(Saved entries)
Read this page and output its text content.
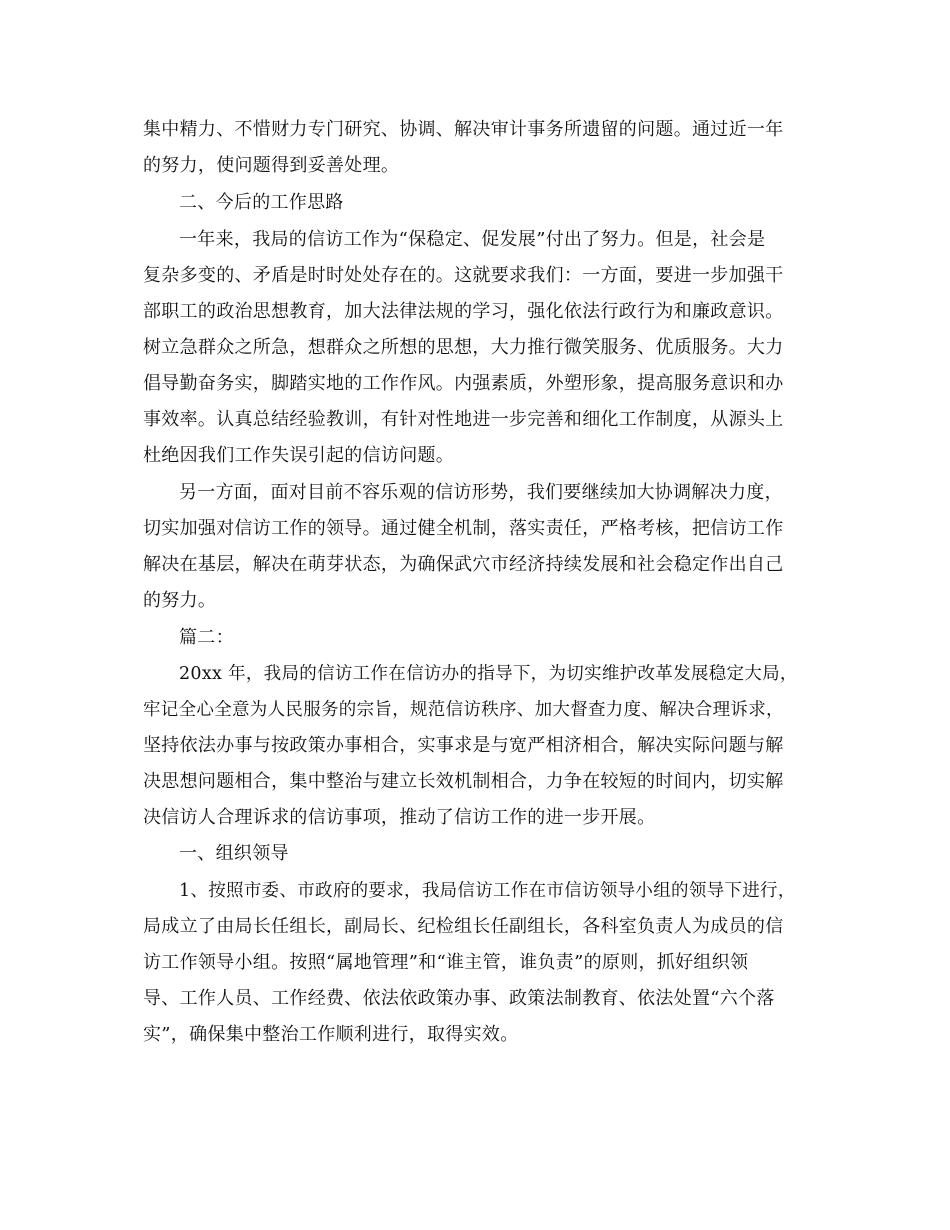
集中精力、不惜财力专门研究、协调、解决审计事务所遗留的问题。通过近一年
的努力，使问题得到妥善处理。
二、今后的工作思路
一年来，我局的信访工作为“保稳定、促发展”付出了努力。但是，社会是
复杂多变的、矛盾是时时处处存在的。这就要求我们：一方面，要进一步加强干
部职工的政治思想教育，加大法律法规的学习，强化依法行政行为和廉政意识。
树立急群众之所急，想群众之所想的思想，大力推行微笑服务、优质服务。大力
倡导勤奋务实，脚踏实地的工作作风。内强素质，外塑形象，提高服务意识和办
事效率。认真总结经验教训，有针对性地进一步完善和细化工作制度，从源头上
杜绝因我们工作失误引起的信访问题。
另一方面，面对目前不容乐观的信访形势，我们要继续加大协调解决力度，
切实加强对信访工作的领导。通过健全机制，落实责任，严格考核，把信访工作
解决在基层，解决在萌芽状态，为确保武穴市经济持续发展和社会稳定作出自己
的努力。
篇二：
20xx 年，我局的信访工作在信访办的指导下，为切实维护改革发展稳定大局，
牢记全心全意为人民服务的宗旨，规范信访秩序、加大督查力度、解决合理诉求，
坚持依法办事与按政策办事相合，实事求是与宽严相济相合，解决实际问题与解
决思想问题相合，集中整治与建立长效机制相合，力争在较短的时间内，切实解
决信访人合理诉求的信访事项，推动了信访工作的进一步开展。
一、组织领导
1、按照市委、市政府的要求，我局信访工作在市信访领导小组的领导下进行，
局成立了由局长任组长，副局长、纪检组长任副组长，各科室负责人为成员的信
访工作领导小组。按照“属地管理”和“谁主管，谁负责”的原则，抓好组织领
导、工作人员、工作经费、依法依政策办事、政策法制教育、依法处置“六个落
实”，确保集中整治工作顺利进行，取得实效。
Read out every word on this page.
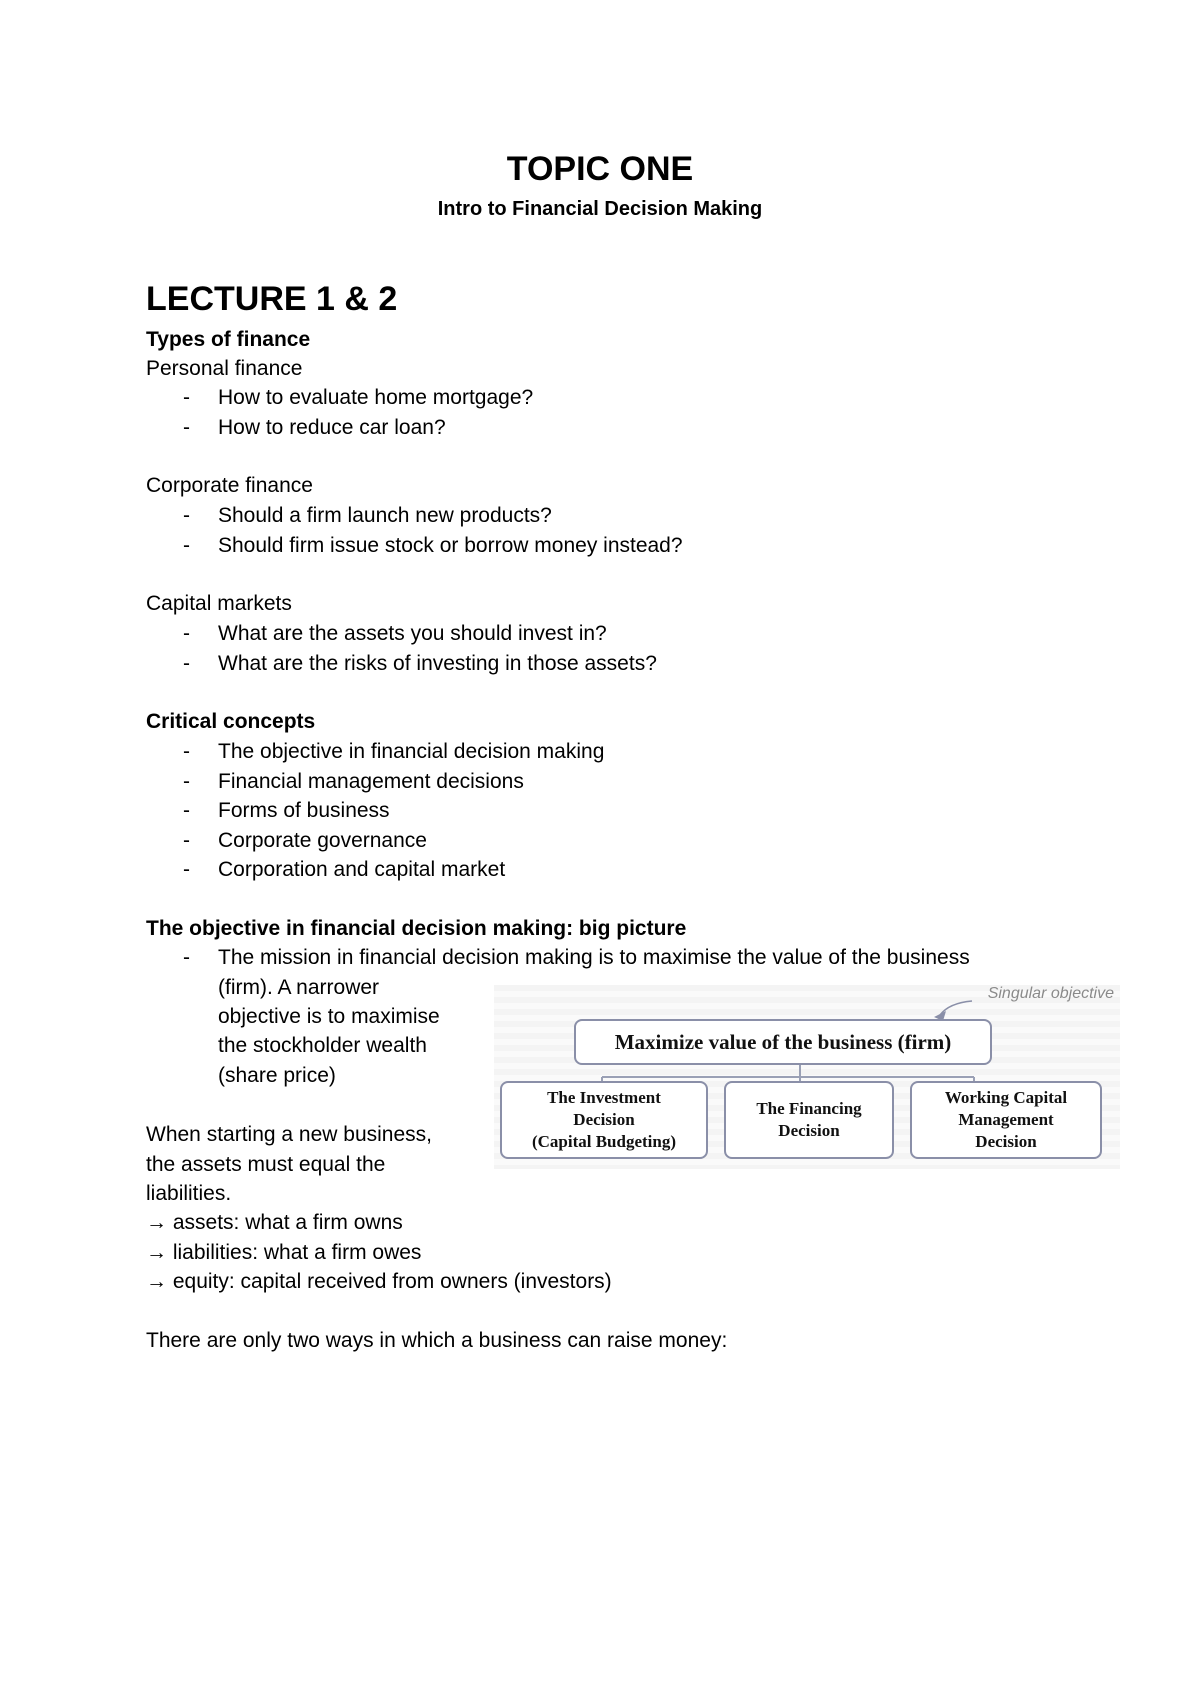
TOPIC ONE
Intro to Financial Decision Making
LECTURE 1 & 2
Types of finance
Personal finance
- How to evaluate home mortgage?
- How to reduce car loan?
Corporate finance
- Should a firm launch new products?
- Should firm issue stock or borrow money instead?
Capital markets
- What are the assets you should invest in?
- What are the risks of investing in those assets?
Critical concepts
- The objective in financial decision making
- Financial management decisions
- Forms of business
- Corporate governance
- Corporation and capital market
The objective in financial decision making: big picture
- The mission in financial decision making is to maximise the value of the business
(firm). A narrower
objective is to maximise
the stockholder wealth
(share price)
When starting a new business,
the assets must equal the
liabilities.
→ assets: what a firm owns
→ liabilities: what a firm owes
→ equity: capital received from owners (investors)
There are only two ways in which a business can raise money:
Singular objective
Maximize value of the business (firm)
The Investment
Decision
(Capital Budgeting)
The Financing
Decision
Working Capital
Management
Decision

◆ What to work on
Transcribe the whole listing, character for character, but not its images.

◆ Output of the task
Read this page and output its text content.
集中精力、不惜财力专门研究、协调、解决审计事务所遗留的问题。通过近一年
的努力，使问题得到妥善处理。
二、今后的工作思路
一年来，我局的信访工作为“保稳定、促发展”付出了努力。但是，社会是
复杂多变的、矛盾是时时处处存在的。这就要求我们：一方面，要进一步加强干
部职工的政治思想教育，加大法律法规的学习，强化依法行政行为和廉政意识。
树立急群众之所急，想群众之所想的思想，大力推行微笑服务、优质服务。大力
倡导勤奋务实，脚踏实地的工作作风。内强素质，外塑形象，提高服务意识和办
事效率。认真总结经验教训，有针对性地进一步完善和细化工作制度，从源头上
杜绝因我们工作失误引起的信访问题。
另一方面，面对目前不容乐观的信访形势，我们要继续加大协调解决力度，
切实加强对信访工作的领导。通过健全机制，落实责任，严格考核，把信访工作
解决在基层，解决在萌芽状态，为确保武穴市经济持续发展和社会稳定作出自己
的努力。
篇二：
20xx 年，我局的信访工作在信访办的指导下，为切实维护改革发展稳定大局，
牢记全心全意为人民服务的宗旨，规范信访秩序、加大督查力度、解决合理诉求，
坚持依法办事与按政策办事相合，实事求是与宽严相济相合，解决实际问题与解
决思想问题相合，集中整治与建立长效机制相合，力争在较短的时间内，切实解
决信访人合理诉求的信访事项，推动了信访工作的进一步开展。
一、组织领导
1、按照市委、市政府的要求，我局信访工作在市信访领导小组的领导下进行，
局成立了由局长任组长，副局长、纪检组长任副组长，各科室负责人为成员的信
访工作领导小组。按照“属地管理”和“谁主管，谁负责”的原则，抓好组织领
导、工作人员、工作经费、依法依政策办事、政策法制教育、依法处置“六个落
实”，确保集中整治工作顺利进行，取得实效。
Read out every word on this page.
TOPIC ONE
Intro to Financial Decision Making
LECTURE 1 & 2
Types of finance
Personal finance
- How to evaluate home mortgage?
- How to reduce car loan?
Corporate finance
- Should a firm launch new products?
- Should firm issue stock or borrow money instead?
Capital markets
- What are the assets you should invest in?
- What are the risks of investing in those assets?
Critical concepts
- The objective in financial decision making
- Financial management decisions
- Forms of business
- Corporate governance
- Corporation and capital market
The objective in financial decision making: big picture
- The mission in financial decision making is to maximise the value of the business
(firm). A narrower
objective is to maximise
the stockholder wealth
(share price)
When starting a new business,
the assets must equal the
liabilities.
→ assets: what a firm owns
→ liabilities: what a firm owes
→ equity: capital received from owners (investors)
There are only two ways in which a business can raise money:
Singular objective
Maximize value of the business (firm)
The Investment
Decision
(Capital Budgeting)
The Financing
Decision
Working Capital
Management
Decision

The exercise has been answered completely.